** START DATA ENTRIES **

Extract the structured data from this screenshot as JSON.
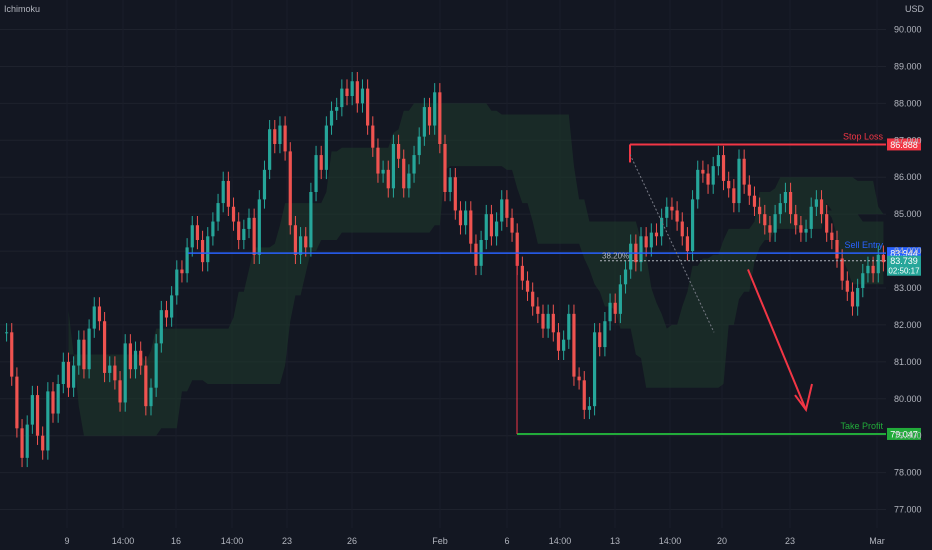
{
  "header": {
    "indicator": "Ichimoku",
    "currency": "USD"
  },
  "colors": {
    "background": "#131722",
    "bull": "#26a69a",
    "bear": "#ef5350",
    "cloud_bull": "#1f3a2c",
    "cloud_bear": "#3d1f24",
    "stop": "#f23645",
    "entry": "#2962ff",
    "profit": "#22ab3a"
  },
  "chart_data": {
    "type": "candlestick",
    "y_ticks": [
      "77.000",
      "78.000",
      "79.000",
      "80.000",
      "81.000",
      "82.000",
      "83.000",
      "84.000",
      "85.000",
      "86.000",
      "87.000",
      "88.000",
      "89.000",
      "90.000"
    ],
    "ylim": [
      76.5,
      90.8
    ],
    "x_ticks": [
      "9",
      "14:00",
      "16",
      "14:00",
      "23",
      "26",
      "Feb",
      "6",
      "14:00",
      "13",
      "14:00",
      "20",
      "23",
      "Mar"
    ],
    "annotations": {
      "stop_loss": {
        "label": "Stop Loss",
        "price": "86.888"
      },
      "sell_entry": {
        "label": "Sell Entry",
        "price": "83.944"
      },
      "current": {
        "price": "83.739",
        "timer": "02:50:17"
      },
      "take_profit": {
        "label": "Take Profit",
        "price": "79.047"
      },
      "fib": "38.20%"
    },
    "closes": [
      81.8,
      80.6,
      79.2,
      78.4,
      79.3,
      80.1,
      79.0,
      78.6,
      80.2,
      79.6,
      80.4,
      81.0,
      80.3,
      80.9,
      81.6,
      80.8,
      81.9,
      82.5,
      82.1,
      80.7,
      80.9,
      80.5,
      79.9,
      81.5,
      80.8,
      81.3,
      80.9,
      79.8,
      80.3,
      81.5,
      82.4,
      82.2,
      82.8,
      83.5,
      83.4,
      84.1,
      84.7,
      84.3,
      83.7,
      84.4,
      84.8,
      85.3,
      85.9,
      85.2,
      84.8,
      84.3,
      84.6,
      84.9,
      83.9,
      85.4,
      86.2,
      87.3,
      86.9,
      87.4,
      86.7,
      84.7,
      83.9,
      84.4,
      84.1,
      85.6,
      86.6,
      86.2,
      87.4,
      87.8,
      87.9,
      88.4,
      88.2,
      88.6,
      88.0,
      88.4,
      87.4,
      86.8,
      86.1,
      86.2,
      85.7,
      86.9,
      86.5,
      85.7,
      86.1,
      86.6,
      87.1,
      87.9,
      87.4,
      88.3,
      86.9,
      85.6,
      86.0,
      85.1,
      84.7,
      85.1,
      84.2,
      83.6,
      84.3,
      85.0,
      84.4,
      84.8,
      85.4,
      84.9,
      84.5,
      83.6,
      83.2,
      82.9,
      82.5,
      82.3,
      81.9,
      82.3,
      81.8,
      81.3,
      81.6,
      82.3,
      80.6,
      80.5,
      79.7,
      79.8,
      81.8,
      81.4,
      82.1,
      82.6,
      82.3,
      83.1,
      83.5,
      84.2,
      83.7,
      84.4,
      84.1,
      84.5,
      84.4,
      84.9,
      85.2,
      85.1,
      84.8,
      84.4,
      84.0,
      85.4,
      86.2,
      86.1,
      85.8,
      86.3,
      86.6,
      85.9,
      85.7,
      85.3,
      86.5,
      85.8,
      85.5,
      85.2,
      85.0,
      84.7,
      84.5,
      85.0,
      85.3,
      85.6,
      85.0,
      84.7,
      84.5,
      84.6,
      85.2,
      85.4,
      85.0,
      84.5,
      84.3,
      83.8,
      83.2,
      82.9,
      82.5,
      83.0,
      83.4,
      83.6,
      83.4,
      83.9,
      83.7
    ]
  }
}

** END DATA ENTRIES **
** START DATA ENTRIES **

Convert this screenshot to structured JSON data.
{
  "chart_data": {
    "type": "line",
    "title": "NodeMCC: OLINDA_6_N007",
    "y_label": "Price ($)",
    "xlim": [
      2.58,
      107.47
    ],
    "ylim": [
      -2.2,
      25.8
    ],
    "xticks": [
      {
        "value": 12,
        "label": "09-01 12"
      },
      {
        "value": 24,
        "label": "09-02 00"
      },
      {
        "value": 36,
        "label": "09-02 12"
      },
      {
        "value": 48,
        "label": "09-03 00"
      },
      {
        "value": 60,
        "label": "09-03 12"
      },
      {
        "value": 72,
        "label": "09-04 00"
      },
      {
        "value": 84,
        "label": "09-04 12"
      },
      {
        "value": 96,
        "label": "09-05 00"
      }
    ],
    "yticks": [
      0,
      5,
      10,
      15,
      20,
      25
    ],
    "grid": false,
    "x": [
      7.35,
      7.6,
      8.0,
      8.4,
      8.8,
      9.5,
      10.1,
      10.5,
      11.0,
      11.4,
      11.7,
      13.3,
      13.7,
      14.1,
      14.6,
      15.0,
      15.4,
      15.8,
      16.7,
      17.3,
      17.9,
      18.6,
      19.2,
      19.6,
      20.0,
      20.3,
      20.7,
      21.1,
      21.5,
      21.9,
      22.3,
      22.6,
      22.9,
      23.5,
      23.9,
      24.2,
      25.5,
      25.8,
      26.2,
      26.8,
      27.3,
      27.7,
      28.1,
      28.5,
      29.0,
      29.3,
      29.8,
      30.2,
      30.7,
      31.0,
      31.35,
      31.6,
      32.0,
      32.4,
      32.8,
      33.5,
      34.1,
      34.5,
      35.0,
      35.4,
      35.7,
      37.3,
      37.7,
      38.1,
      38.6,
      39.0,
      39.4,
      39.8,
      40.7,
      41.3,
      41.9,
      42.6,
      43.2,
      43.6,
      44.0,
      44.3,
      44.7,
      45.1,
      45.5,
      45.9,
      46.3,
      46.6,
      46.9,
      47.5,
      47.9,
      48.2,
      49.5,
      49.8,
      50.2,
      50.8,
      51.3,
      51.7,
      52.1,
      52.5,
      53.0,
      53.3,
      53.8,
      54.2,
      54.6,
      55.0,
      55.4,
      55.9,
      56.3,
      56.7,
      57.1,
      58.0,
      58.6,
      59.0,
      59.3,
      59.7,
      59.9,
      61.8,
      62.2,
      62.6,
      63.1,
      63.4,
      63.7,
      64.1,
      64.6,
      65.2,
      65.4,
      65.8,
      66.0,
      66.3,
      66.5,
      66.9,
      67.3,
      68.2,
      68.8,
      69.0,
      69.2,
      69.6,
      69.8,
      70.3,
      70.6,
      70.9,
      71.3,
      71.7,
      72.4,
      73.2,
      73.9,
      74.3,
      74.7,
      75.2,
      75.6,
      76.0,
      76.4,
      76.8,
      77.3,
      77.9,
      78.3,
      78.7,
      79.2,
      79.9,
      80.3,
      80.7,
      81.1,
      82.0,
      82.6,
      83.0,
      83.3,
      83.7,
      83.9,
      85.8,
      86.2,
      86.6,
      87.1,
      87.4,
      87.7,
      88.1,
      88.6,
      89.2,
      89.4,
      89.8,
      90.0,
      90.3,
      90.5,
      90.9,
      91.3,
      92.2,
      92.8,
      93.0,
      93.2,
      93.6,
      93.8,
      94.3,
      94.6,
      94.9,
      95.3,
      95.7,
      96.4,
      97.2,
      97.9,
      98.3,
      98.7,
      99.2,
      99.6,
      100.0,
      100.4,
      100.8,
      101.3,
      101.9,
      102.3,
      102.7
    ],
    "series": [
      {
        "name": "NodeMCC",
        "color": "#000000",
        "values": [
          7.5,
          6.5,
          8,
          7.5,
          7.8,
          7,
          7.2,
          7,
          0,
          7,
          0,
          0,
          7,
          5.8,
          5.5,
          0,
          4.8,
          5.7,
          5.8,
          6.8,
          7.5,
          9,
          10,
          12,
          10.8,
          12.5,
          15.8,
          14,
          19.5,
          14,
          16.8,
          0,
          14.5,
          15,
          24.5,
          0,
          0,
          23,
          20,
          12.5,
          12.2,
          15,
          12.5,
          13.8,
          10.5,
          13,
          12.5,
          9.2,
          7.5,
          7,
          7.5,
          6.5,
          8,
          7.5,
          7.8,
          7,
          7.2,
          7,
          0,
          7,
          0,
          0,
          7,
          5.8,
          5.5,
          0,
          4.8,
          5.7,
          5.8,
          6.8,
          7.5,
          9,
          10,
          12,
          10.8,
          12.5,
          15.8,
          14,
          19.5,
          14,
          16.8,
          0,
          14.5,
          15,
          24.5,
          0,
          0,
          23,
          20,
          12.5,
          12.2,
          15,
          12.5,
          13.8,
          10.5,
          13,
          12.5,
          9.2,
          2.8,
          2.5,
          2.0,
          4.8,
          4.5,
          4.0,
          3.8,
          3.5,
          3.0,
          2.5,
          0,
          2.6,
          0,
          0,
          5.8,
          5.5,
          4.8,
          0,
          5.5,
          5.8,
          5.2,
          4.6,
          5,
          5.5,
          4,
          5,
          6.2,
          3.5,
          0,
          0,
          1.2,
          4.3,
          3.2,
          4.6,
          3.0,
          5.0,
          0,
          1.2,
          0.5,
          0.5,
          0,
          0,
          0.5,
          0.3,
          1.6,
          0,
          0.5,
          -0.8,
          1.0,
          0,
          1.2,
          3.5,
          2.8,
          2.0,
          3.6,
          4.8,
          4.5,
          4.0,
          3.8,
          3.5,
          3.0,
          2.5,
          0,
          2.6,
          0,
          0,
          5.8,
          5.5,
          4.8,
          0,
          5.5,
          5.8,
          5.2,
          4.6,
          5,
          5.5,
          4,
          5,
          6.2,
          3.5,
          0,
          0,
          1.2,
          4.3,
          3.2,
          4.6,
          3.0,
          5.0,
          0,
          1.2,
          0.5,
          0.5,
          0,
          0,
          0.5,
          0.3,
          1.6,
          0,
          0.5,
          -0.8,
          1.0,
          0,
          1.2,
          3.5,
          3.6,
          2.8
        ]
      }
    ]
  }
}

** END DATA ENTRIES **
** START DATA ENTRIES **

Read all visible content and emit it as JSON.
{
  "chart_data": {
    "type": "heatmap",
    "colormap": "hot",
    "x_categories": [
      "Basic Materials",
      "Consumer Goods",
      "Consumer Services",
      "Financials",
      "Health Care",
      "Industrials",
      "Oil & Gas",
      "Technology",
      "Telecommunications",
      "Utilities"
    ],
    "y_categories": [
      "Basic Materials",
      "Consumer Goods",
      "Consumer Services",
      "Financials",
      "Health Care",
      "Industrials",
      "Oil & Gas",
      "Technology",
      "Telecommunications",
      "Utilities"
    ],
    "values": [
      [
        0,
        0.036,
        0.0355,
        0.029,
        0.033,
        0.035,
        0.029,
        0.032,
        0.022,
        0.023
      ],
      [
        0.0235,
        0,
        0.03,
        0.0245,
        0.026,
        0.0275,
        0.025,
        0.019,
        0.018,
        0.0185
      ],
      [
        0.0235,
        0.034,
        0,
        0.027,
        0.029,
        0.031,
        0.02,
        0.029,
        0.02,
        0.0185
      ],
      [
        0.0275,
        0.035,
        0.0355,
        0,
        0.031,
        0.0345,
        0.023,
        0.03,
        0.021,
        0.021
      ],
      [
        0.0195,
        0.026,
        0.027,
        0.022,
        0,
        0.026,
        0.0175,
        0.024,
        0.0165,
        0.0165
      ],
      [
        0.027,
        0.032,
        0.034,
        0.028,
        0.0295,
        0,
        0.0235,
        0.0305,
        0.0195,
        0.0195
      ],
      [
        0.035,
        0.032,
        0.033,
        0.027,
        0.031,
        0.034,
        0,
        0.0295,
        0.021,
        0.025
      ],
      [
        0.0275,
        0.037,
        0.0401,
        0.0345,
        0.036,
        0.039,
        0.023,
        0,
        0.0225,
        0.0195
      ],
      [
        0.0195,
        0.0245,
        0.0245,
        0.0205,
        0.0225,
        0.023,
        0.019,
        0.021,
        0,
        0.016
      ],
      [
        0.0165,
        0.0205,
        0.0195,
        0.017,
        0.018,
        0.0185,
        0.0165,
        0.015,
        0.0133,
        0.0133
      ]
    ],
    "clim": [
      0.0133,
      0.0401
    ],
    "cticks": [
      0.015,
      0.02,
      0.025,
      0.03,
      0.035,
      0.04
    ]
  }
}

** END DATA ENTRIES **

● SHORT PROBLEM
Find the word "type" in the data and show each line that holds it.

● ANSWER TO THIS TASK
    "type": "candlestick",
    "type": "line",
    "type": "heatmap",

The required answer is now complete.